SOURCE INFORMATION:
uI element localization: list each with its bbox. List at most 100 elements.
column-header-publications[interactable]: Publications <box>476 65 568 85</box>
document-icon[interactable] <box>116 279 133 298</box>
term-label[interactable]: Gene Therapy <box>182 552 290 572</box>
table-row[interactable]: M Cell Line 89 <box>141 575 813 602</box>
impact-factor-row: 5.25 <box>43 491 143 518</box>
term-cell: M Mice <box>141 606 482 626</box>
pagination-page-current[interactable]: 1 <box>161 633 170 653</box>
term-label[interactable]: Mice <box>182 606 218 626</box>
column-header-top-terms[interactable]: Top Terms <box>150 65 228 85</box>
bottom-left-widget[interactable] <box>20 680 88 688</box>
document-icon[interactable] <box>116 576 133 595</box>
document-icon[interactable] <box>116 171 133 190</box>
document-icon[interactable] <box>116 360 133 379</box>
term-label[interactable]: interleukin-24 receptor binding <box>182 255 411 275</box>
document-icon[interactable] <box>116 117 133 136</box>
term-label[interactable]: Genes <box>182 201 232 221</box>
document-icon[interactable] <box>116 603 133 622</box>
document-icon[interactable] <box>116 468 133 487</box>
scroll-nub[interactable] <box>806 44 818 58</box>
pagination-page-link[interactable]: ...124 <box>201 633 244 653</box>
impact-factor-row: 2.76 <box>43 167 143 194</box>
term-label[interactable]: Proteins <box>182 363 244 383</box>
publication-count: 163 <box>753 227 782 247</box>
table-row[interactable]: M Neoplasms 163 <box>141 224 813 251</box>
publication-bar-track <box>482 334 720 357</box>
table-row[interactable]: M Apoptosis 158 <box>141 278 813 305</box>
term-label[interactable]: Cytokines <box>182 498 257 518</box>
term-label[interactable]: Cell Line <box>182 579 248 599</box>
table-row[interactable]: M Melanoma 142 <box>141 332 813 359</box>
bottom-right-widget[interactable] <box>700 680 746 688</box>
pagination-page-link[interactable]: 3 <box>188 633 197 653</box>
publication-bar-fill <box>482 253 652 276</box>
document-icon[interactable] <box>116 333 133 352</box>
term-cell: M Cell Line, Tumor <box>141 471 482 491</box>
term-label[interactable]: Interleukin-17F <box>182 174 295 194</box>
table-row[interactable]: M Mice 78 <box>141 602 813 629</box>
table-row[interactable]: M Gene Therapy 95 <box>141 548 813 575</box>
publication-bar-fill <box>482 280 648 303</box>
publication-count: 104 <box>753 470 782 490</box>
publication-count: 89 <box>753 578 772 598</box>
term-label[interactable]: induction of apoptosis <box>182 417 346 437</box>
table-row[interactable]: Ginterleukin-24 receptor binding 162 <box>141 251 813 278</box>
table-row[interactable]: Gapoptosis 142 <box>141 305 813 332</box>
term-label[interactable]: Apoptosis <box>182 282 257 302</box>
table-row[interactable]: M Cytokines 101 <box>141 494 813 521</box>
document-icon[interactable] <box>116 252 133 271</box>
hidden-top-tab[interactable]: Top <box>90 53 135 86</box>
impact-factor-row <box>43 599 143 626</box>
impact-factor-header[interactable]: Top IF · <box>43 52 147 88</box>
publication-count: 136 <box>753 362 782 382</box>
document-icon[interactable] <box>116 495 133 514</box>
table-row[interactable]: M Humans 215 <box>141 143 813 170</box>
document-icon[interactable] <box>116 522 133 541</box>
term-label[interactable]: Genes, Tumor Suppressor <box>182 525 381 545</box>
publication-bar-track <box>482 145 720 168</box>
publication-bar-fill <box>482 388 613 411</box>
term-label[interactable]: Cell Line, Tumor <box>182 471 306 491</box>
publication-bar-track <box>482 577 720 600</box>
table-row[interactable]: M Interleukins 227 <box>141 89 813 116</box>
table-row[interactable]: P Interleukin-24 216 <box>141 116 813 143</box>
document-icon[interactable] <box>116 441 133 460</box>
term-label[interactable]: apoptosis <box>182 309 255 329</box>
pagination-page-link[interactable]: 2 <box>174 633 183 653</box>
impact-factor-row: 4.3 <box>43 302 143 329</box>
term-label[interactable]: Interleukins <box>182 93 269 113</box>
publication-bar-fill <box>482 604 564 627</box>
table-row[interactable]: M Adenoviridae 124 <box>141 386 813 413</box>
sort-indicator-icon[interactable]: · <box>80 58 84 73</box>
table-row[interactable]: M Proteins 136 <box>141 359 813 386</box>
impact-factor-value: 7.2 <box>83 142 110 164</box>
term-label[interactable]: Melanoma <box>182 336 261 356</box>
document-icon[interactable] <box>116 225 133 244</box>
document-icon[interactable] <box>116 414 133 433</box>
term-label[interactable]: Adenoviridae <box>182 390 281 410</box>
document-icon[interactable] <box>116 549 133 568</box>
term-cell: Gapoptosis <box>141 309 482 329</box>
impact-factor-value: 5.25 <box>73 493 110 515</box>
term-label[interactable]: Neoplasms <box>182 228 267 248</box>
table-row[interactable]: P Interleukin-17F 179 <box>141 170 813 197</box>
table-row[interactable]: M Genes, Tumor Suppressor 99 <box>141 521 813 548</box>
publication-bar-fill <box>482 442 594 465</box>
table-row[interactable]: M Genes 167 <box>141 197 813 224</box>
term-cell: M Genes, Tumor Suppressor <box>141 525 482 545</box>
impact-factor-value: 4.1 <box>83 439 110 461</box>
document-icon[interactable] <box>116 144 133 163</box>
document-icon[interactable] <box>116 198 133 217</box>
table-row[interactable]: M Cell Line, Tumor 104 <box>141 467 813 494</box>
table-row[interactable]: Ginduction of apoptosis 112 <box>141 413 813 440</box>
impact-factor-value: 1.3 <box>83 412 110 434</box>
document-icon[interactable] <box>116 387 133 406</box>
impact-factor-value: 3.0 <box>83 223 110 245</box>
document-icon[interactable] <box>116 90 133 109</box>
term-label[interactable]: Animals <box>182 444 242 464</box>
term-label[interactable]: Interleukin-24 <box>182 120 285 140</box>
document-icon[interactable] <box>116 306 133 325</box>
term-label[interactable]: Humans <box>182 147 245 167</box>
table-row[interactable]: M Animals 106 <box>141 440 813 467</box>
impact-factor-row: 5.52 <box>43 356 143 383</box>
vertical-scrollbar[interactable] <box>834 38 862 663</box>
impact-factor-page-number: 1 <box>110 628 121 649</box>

EXERCISE DETAILS:
Lines of the material that contain the word "count" are to be gathered.

RESPONSE:
publication-count: 163 <box>753 227 782 247</box>
publication-count: 104 <box>753 470 782 490</box>
publication-count: 89 <box>753 578 772 598</box>
publication-count: 136 <box>753 362 782 382</box>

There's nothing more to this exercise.